Records for processing:
===

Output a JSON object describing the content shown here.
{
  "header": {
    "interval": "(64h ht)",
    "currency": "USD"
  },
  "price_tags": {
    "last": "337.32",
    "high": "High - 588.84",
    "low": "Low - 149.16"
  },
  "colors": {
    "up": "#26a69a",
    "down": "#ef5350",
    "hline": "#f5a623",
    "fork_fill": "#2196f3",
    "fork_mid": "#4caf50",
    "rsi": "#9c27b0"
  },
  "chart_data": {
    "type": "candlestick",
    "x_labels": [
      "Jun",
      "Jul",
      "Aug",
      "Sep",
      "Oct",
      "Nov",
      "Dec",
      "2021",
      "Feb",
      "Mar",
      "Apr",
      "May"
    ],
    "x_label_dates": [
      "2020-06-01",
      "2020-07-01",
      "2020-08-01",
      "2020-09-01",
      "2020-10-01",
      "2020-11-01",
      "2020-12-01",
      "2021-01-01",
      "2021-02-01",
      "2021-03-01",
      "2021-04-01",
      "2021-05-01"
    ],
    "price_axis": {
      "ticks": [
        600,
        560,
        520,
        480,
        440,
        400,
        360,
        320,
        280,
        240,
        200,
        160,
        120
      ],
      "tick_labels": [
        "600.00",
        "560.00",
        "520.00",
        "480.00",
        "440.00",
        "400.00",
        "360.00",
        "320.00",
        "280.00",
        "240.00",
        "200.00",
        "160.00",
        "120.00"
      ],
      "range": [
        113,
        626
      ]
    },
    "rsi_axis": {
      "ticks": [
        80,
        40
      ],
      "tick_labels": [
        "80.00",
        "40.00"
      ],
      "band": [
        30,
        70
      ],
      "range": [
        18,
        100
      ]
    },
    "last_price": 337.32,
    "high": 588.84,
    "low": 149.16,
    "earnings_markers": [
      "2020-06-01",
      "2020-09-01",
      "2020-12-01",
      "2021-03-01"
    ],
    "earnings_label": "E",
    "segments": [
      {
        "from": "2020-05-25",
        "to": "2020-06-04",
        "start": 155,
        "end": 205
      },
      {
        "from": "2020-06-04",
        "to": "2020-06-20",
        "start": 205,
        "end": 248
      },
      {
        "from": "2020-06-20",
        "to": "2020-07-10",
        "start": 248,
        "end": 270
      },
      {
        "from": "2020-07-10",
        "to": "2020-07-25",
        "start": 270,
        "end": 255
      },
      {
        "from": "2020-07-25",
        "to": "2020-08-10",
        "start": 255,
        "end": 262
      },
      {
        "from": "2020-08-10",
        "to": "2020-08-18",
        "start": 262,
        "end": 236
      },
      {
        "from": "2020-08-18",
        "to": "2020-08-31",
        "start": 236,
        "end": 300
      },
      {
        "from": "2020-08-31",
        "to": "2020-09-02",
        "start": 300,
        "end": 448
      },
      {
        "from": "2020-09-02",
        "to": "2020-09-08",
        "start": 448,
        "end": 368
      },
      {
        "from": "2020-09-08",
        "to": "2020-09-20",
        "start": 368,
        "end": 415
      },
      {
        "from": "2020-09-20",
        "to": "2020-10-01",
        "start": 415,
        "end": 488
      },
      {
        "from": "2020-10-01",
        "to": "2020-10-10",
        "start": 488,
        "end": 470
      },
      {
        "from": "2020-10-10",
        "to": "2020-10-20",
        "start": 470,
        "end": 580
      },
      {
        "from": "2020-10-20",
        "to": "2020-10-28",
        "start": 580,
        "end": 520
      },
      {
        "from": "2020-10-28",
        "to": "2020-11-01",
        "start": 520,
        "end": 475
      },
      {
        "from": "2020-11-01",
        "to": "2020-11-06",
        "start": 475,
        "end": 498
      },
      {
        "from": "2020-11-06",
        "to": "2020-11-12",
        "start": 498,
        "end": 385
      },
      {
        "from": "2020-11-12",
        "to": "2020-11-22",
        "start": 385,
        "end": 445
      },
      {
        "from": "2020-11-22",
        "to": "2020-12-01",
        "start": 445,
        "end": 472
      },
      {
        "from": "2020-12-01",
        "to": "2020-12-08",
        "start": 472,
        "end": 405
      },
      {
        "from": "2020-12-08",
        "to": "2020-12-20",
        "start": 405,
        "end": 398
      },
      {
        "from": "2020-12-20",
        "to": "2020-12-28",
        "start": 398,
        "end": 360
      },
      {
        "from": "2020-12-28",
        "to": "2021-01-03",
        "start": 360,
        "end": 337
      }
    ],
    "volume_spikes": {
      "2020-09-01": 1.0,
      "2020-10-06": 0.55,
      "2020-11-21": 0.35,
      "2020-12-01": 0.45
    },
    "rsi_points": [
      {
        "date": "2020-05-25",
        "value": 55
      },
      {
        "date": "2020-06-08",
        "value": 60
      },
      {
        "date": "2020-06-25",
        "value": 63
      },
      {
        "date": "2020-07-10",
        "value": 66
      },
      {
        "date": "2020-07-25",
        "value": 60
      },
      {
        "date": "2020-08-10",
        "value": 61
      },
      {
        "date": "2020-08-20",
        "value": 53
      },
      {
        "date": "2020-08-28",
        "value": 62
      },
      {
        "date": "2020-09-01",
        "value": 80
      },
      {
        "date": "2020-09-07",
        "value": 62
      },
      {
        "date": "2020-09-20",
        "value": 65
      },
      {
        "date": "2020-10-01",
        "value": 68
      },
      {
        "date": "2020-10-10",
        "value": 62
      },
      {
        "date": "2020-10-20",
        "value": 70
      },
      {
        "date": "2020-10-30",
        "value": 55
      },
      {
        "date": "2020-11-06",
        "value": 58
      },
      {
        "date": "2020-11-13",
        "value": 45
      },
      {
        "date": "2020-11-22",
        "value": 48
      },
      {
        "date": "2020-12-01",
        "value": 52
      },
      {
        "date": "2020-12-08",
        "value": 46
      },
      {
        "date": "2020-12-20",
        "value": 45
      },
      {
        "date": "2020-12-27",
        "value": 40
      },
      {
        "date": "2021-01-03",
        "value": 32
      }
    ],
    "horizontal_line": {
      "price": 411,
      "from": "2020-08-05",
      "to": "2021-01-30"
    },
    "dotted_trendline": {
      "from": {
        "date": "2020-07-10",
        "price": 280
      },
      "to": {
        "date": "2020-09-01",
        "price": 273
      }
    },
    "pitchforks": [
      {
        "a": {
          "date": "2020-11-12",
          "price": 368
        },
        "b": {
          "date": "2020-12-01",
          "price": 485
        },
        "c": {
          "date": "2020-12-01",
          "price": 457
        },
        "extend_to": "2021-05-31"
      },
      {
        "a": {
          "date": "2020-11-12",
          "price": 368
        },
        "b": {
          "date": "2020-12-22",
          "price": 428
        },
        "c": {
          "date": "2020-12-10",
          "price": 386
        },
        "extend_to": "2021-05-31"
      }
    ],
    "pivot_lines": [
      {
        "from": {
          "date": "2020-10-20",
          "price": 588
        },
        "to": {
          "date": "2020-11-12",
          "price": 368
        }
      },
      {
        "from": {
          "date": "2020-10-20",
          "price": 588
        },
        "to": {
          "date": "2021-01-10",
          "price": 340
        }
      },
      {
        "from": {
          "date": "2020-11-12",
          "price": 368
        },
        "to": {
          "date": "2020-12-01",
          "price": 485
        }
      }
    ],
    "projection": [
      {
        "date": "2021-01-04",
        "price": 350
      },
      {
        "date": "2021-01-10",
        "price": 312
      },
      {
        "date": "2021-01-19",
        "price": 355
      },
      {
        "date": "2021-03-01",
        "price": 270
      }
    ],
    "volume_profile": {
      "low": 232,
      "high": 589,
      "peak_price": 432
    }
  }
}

===

What is expected: Exactly as shown, repeat every record.

Full solution:
Output a JSON object describing the content shown here.
{
  "header": {
    "interval": "(64h ht)",
    "currency": "USD"
  },
  "price_tags": {
    "last": "337.32",
    "high": "High - 588.84",
    "low": "Low - 149.16"
  },
  "colors": {
    "up": "#26a69a",
    "down": "#ef5350",
    "hline": "#f5a623",
    "fork_fill": "#2196f3",
    "fork_mid": "#4caf50",
    "rsi": "#9c27b0"
  },
  "chart_data": {
    "type": "candlestick",
    "x_labels": [
      "Jun",
      "Jul",
      "Aug",
      "Sep",
      "Oct",
      "Nov",
      "Dec",
      "2021",
      "Feb",
      "Mar",
      "Apr",
      "May"
    ],
    "x_label_dates": [
      "2020-06-01",
      "2020-07-01",
      "2020-08-01",
      "2020-09-01",
      "2020-10-01",
      "2020-11-01",
      "2020-12-01",
      "2021-01-01",
      "2021-02-01",
      "2021-03-01",
      "2021-04-01",
      "2021-05-01"
    ],
    "price_axis": {
      "ticks": [
        600,
        560,
        520,
        480,
        440,
        400,
        360,
        320,
        280,
        240,
        200,
        160,
        120
      ],
      "tick_labels": [
        "600.00",
        "560.00",
        "520.00",
        "480.00",
        "440.00",
        "400.00",
        "360.00",
        "320.00",
        "280.00",
        "240.00",
        "200.00",
        "160.00",
        "120.00"
      ],
      "range": [
        113,
        626
      ]
    },
    "rsi_axis": {
      "ticks": [
        80,
        40
      ],
      "tick_labels": [
        "80.00",
        "40.00"
      ],
      "band": [
        30,
        70
      ],
      "range": [
        18,
        100
      ]
    },
    "last_price": 337.32,
    "high": 588.84,
    "low": 149.16,
    "earnings_markers": [
      "2020-06-01",
      "2020-09-01",
      "2020-12-01",
      "2021-03-01"
    ],
    "earnings_label": "E",
    "segments": [
      {
        "from": "2020-05-25",
        "to": "2020-06-04",
        "start": 155,
        "end": 205
      },
      {
        "from": "2020-06-04",
        "to": "2020-06-20",
        "start": 205,
        "end": 248
      },
      {
        "from": "2020-06-20",
        "to": "2020-07-10",
        "start": 248,
        "end": 270
      },
      {
        "from": "2020-07-10",
        "to": "2020-07-25",
        "start": 270,
        "end": 255
      },
      {
        "from": "2020-07-25",
        "to": "2020-08-10",
        "start": 255,
        "end": 262
      },
      {
        "from": "2020-08-10",
        "to": "2020-08-18",
        "start": 262,
        "end": 236
      },
      {
        "from": "2020-08-18",
        "to": "2020-08-31",
        "start": 236,
        "end": 300
      },
      {
        "from": "2020-08-31",
        "to": "2020-09-02",
        "start": 300,
        "end": 448
      },
      {
        "from": "2020-09-02",
        "to": "2020-09-08",
        "start": 448,
        "end": 368
      },
      {
        "from": "2020-09-08",
        "to": "2020-09-20",
        "start": 368,
        "end": 415
      },
      {
        "from": "2020-09-20",
        "to": "2020-10-01",
        "start": 415,
        "end": 488
      },
      {
        "from": "2020-10-01",
        "to": "2020-10-10",
        "start": 488,
        "end": 470
      },
      {
        "from": "2020-10-10",
        "to": "2020-10-20",
        "start": 470,
        "end": 580
      },
      {
        "from": "2020-10-20",
        "to": "2020-10-28",
        "start": 580,
        "end": 520
      },
      {
        "from": "2020-10-28",
        "to": "2020-11-01",
        "start": 520,
        "end": 475
      },
      {
        "from": "2020-11-01",
        "to": "2020-11-06",
        "start": 475,
        "end": 498
      },
      {
        "from": "2020-11-06",
        "to": "2020-11-12",
        "start": 498,
        "end": 385
      },
      {
        "from": "2020-11-12",
        "to": "2020-11-22",
        "start": 385,
        "end": 445
      },
      {
        "from": "2020-11-22",
        "to": "2020-12-01",
        "start": 445,
        "end": 472
      },
      {
        "from": "2020-12-01",
        "to": "2020-12-08",
        "start": 472,
        "end": 405
      },
      {
        "from": "2020-12-08",
        "to": "2020-12-20",
        "start": 405,
        "end": 398
      },
      {
        "from": "2020-12-20",
        "to": "2020-12-28",
        "start": 398,
        "end": 360
      },
      {
        "from": "2020-12-28",
        "to": "2021-01-03",
        "start": 360,
        "end": 337
      }
    ],
    "volume_spikes": {
      "2020-09-01": 1.0,
      "2020-10-06": 0.55,
      "2020-11-21": 0.35,
      "2020-12-01": 0.45
    },
    "rsi_points": [
      {
        "date": "2020-05-25",
        "value": 55
      },
      {
        "date": "2020-06-08",
        "value": 60
      },
      {
        "date": "2020-06-25",
        "value": 63
      },
      {
        "date": "2020-07-10",
        "value": 66
      },
      {
        "date": "2020-07-25",
        "value": 60
      },
      {
        "date": "2020-08-10",
        "value": 61
      },
      {
        "date": "2020-08-20",
        "value": 53
      },
      {
        "date": "2020-08-28",
        "value": 62
      },
      {
        "date": "2020-09-01",
        "value": 80
      },
      {
        "date": "2020-09-07",
        "value": 62
      },
      {
        "date": "2020-09-20",
        "value": 65
      },
      {
        "date": "2020-10-01",
        "value": 68
      },
      {
        "date": "2020-10-10",
        "value": 62
      },
      {
        "date": "2020-10-20",
        "value": 70
      },
      {
        "date": "2020-10-30",
        "value": 55
      },
      {
        "date": "2020-11-06",
        "value": 58
      },
      {
        "date": "2020-11-13",
        "value": 45
      },
      {
        "date": "2020-11-22",
        "value": 48
      },
      {
        "date": "2020-12-01",
        "value": 52
      },
      {
        "date": "2020-12-08",
        "value": 46
      },
      {
        "date": "2020-12-20",
        "value": 45
      },
      {
        "date": "2020-12-27",
        "value": 40
      },
      {
        "date": "2021-01-03",
        "value": 32
      }
    ],
    "horizontal_line": {
      "price": 411,
      "from": "2020-08-05",
      "to": "2021-01-30"
    },
    "dotted_trendline": {
      "from": {
        "date": "2020-07-10",
        "price": 280
      },
      "to": {
        "date": "2020-09-01",
        "price": 273
      }
    },
    "pitchforks": [
      {
        "a": {
          "date": "2020-11-12",
          "price": 368
        },
        "b": {
          "date": "2020-12-01",
          "price": 485
        },
        "c": {
          "date": "2020-12-01",
          "price": 457
        },
        "extend_to": "2021-05-31"
      },
      {
        "a": {
          "date": "2020-11-12",
          "price": 368
        },
        "b": {
          "date": "2020-12-22",
          "price": 428
        },
        "c": {
          "date": "2020-12-10",
          "price": 386
        },
        "extend_to": "2021-05-31"
      }
    ],
    "pivot_lines": [
      {
        "from": {
          "date": "2020-10-20",
          "price": 588
        },
        "to": {
          "date": "2020-11-12",
          "price": 368
        }
      },
      {
        "from": {
          "date": "2020-10-20",
          "price": 588
        },
        "to": {
          "date": "2021-01-10",
          "price": 340
        }
      },
      {
        "from": {
          "date": "2020-11-12",
          "price": 368
        },
        "to": {
          "date": "2020-12-01",
          "price": 485
        }
      }
    ],
    "projection": [
      {
        "date": "2021-01-04",
        "price": 350
      },
      {
        "date": "2021-01-10",
        "price": 312
      },
      {
        "date": "2021-01-19",
        "price": 355
      },
      {
        "date": "2021-03-01",
        "price": 270
      }
    ],
    "volume_profile": {
      "low": 232,
      "high": 589,
      "peak_price": 432
    }
  }
}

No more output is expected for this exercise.